• _Short task_
Retype every entry exactly, character for character.

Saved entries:
## Begin
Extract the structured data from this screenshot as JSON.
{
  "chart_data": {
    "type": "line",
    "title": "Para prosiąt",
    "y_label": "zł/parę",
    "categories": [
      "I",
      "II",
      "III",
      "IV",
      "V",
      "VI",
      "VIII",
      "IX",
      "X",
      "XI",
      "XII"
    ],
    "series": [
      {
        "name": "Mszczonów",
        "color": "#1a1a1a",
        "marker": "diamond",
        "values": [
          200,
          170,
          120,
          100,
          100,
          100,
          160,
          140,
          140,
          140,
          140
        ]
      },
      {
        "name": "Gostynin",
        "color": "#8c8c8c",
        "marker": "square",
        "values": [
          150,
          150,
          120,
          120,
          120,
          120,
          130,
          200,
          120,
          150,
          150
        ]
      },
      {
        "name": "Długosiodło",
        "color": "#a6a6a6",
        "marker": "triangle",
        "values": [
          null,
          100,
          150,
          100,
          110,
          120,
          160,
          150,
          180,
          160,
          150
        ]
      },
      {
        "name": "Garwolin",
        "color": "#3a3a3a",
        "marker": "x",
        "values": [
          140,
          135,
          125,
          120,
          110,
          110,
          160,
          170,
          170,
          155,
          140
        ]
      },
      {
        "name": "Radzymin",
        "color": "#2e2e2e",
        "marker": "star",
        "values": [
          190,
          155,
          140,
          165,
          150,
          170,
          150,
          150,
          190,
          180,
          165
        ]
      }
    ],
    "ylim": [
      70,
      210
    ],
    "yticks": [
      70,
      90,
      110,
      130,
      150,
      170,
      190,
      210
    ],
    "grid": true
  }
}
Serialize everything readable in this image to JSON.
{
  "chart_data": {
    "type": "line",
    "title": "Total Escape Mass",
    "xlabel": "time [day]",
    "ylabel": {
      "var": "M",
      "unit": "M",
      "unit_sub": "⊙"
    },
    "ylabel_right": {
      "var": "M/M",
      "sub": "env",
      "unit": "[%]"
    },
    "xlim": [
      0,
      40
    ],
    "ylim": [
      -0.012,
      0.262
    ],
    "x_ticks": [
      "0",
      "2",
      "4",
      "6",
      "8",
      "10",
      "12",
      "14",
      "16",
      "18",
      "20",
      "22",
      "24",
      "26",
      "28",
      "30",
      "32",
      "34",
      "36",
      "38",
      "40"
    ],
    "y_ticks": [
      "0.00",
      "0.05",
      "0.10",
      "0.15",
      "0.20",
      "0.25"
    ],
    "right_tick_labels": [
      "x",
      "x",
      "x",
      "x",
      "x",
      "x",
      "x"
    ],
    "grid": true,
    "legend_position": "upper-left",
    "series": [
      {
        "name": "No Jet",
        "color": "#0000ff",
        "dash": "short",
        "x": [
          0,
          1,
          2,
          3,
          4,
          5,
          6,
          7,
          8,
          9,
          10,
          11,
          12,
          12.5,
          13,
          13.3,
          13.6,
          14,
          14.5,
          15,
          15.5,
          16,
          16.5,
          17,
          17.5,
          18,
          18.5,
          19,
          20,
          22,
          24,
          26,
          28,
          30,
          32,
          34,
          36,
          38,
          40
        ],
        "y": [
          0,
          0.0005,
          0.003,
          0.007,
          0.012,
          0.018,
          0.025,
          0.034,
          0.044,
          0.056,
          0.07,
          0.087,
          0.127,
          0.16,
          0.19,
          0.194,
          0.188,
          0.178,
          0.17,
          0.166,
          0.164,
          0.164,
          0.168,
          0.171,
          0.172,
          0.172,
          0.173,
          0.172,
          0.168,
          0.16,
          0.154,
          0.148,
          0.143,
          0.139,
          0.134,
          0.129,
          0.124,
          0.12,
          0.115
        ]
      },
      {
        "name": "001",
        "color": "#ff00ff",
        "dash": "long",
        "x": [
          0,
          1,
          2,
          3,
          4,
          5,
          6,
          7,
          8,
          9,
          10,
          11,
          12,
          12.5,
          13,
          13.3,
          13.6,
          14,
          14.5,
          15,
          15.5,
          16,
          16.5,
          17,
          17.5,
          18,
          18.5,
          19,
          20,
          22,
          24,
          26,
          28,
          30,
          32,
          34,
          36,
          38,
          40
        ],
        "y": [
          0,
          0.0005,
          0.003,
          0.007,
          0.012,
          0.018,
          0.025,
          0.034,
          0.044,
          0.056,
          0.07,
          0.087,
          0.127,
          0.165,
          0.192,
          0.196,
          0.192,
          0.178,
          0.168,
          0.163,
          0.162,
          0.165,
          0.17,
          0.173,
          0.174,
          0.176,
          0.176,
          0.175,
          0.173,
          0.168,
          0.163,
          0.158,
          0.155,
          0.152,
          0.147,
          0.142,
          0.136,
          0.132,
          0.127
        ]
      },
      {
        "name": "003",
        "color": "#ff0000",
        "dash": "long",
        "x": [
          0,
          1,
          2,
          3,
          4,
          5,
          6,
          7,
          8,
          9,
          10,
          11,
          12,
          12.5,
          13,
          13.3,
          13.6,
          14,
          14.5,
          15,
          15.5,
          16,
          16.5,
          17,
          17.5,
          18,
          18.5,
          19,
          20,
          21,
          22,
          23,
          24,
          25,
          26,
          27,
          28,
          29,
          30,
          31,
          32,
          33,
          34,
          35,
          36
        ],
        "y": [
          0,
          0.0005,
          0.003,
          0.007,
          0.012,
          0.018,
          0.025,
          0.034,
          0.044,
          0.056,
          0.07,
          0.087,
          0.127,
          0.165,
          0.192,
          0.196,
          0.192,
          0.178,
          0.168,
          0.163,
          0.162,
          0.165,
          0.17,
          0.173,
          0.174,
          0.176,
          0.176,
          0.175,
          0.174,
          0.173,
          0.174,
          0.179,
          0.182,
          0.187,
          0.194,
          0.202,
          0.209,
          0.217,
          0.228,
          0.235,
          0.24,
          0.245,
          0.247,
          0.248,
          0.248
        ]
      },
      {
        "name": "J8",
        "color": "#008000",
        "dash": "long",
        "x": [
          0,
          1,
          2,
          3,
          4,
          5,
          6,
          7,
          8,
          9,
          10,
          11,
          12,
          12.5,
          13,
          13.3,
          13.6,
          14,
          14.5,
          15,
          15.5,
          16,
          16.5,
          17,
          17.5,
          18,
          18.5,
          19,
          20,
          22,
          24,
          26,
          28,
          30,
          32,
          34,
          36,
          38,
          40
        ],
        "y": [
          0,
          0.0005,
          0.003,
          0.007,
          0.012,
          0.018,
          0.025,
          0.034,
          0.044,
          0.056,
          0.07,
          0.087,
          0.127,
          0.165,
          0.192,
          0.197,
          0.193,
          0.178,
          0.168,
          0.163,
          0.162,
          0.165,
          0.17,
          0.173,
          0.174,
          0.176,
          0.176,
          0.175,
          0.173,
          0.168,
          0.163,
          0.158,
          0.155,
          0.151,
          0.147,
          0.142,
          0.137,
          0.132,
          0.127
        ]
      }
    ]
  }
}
## End
• _Result for this task_
Extract the structured data from this screenshot as JSON.
{
  "chart_data": {
    "type": "line",
    "title": "Para prosiąt",
    "y_label": "zł/parę",
    "categories": [
      "I",
      "II",
      "III",
      "IV",
      "V",
      "VI",
      "VIII",
      "IX",
      "X",
      "XI",
      "XII"
    ],
    "series": [
      {
        "name": "Mszczonów",
        "color": "#1a1a1a",
        "marker": "diamond",
        "values": [
          200,
          170,
          120,
          100,
          100,
          100,
          160,
          140,
          140,
          140,
          140
        ]
      },
      {
        "name": "Gostynin",
        "color": "#8c8c8c",
        "marker": "square",
        "values": [
          150,
          150,
          120,
          120,
          120,
          120,
          130,
          200,
          120,
          150,
          150
        ]
      },
      {
        "name": "Długosiodło",
        "color": "#a6a6a6",
        "marker": "triangle",
        "values": [
          null,
          100,
          150,
          100,
          110,
          120,
          160,
          150,
          180,
          160,
          150
        ]
      },
      {
        "name": "Garwolin",
        "color": "#3a3a3a",
        "marker": "x",
        "values": [
          140,
          135,
          125,
          120,
          110,
          110,
          160,
          170,
          170,
          155,
          140
        ]
      },
      {
        "name": "Radzymin",
        "color": "#2e2e2e",
        "marker": "star",
        "values": [
          190,
          155,
          140,
          165,
          150,
          170,
          150,
          150,
          190,
          180,
          165
        ]
      }
    ],
    "ylim": [
      70,
      210
    ],
    "yticks": [
      70,
      90,
      110,
      130,
      150,
      170,
      190,
      210
    ],
    "grid": true
  }
}
Serialize everything readable in this image to JSON.
{
  "chart_data": {
    "type": "line",
    "title": "Total Escape Mass",
    "xlabel": "time [day]",
    "ylabel": {
      "var": "M",
      "unit": "M",
      "unit_sub": "⊙"
    },
    "ylabel_right": {
      "var": "M/M",
      "sub": "env",
      "unit": "[%]"
    },
    "xlim": [
      0,
      40
    ],
    "ylim": [
      -0.012,
      0.262
    ],
    "x_ticks": [
      "0",
      "2",
      "4",
      "6",
      "8",
      "10",
      "12",
      "14",
      "16",
      "18",
      "20",
      "22",
      "24",
      "26",
      "28",
      "30",
      "32",
      "34",
      "36",
      "38",
      "40"
    ],
    "y_ticks": [
      "0.00",
      "0.05",
      "0.10",
      "0.15",
      "0.20",
      "0.25"
    ],
    "right_tick_labels": [
      "x",
      "x",
      "x",
      "x",
      "x",
      "x",
      "x"
    ],
    "grid": true,
    "legend_position": "upper-left",
    "series": [
      {
        "name": "No Jet",
        "color": "#0000ff",
        "dash": "short",
        "x": [
          0,
          1,
          2,
          3,
          4,
          5,
          6,
          7,
          8,
          9,
          10,
          11,
          12,
          12.5,
          13,
          13.3,
          13.6,
          14,
          14.5,
          15,
          15.5,
          16,
          16.5,
          17,
          17.5,
          18,
          18.5,
          19,
          20,
          22,
          24,
          26,
          28,
          30,
          32,
          34,
          36,
          38,
          40
        ],
        "y": [
          0,
          0.0005,
          0.003,
          0.007,
          0.012,
          0.018,
          0.025,
          0.034,
          0.044,
          0.056,
          0.07,
          0.087,
          0.127,
          0.16,
          0.19,
          0.194,
          0.188,
          0.178,
          0.17,
          0.166,
          0.164,
          0.164,
          0.168,
          0.171,
          0.172,
          0.172,
          0.173,
          0.172,
          0.168,
          0.16,
          0.154,
          0.148,
          0.143,
          0.139,
          0.134,
          0.129,
          0.124,
          0.12,
          0.115
        ]
      },
      {
        "name": "001",
        "color": "#ff00ff",
        "dash": "long",
        "x": [
          0,
          1,
          2,
          3,
          4,
          5,
          6,
          7,
          8,
          9,
          10,
          11,
          12,
          12.5,
          13,
          13.3,
          13.6,
          14,
          14.5,
          15,
          15.5,
          16,
          16.5,
          17,
          17.5,
          18,
          18.5,
          19,
          20,
          22,
          24,
          26,
          28,
          30,
          32,
          34,
          36,
          38,
          40
        ],
        "y": [
          0,
          0.0005,
          0.003,
          0.007,
          0.012,
          0.018,
          0.025,
          0.034,
          0.044,
          0.056,
          0.07,
          0.087,
          0.127,
          0.165,
          0.192,
          0.196,
          0.192,
          0.178,
          0.168,
          0.163,
          0.162,
          0.165,
          0.17,
          0.173,
          0.174,
          0.176,
          0.176,
          0.175,
          0.173,
          0.168,
          0.163,
          0.158,
          0.155,
          0.152,
          0.147,
          0.142,
          0.136,
          0.132,
          0.127
        ]
      },
      {
        "name": "003",
        "color": "#ff0000",
        "dash": "long",
        "x": [
          0,
          1,
          2,
          3,
          4,
          5,
          6,
          7,
          8,
          9,
          10,
          11,
          12,
          12.5,
          13,
          13.3,
          13.6,
          14,
          14.5,
          15,
          15.5,
          16,
          16.5,
          17,
          17.5,
          18,
          18.5,
          19,
          20,
          21,
          22,
          23,
          24,
          25,
          26,
          27,
          28,
          29,
          30,
          31,
          32,
          33,
          34,
          35,
          36
        ],
        "y": [
          0,
          0.0005,
          0.003,
          0.007,
          0.012,
          0.018,
          0.025,
          0.034,
          0.044,
          0.056,
          0.07,
          0.087,
          0.127,
          0.165,
          0.192,
          0.196,
          0.192,
          0.178,
          0.168,
          0.163,
          0.162,
          0.165,
          0.17,
          0.173,
          0.174,
          0.176,
          0.176,
          0.175,
          0.174,
          0.173,
          0.174,
          0.179,
          0.182,
          0.187,
          0.194,
          0.202,
          0.209,
          0.217,
          0.228,
          0.235,
          0.24,
          0.245,
          0.247,
          0.248,
          0.248
        ]
      },
      {
        "name": "J8",
        "color": "#008000",
        "dash": "long",
        "x": [
          0,
          1,
          2,
          3,
          4,
          5,
          6,
          7,
          8,
          9,
          10,
          11,
          12,
          12.5,
          13,
          13.3,
          13.6,
          14,
          14.5,
          15,
          15.5,
          16,
          16.5,
          17,
          17.5,
          18,
          18.5,
          19,
          20,
          22,
          24,
          26,
          28,
          30,
          32,
          34,
          36,
          38,
          40
        ],
        "y": [
          0,
          0.0005,
          0.003,
          0.007,
          0.012,
          0.018,
          0.025,
          0.034,
          0.044,
          0.056,
          0.07,
          0.087,
          0.127,
          0.165,
          0.192,
          0.197,
          0.193,
          0.178,
          0.168,
          0.163,
          0.162,
          0.165,
          0.17,
          0.173,
          0.174,
          0.176,
          0.176,
          0.175,
          0.173,
          0.168,
          0.163,
          0.158,
          0.155,
          0.151,
          0.147,
          0.142,
          0.137,
          0.132,
          0.127
        ]
      }
    ]
  }
}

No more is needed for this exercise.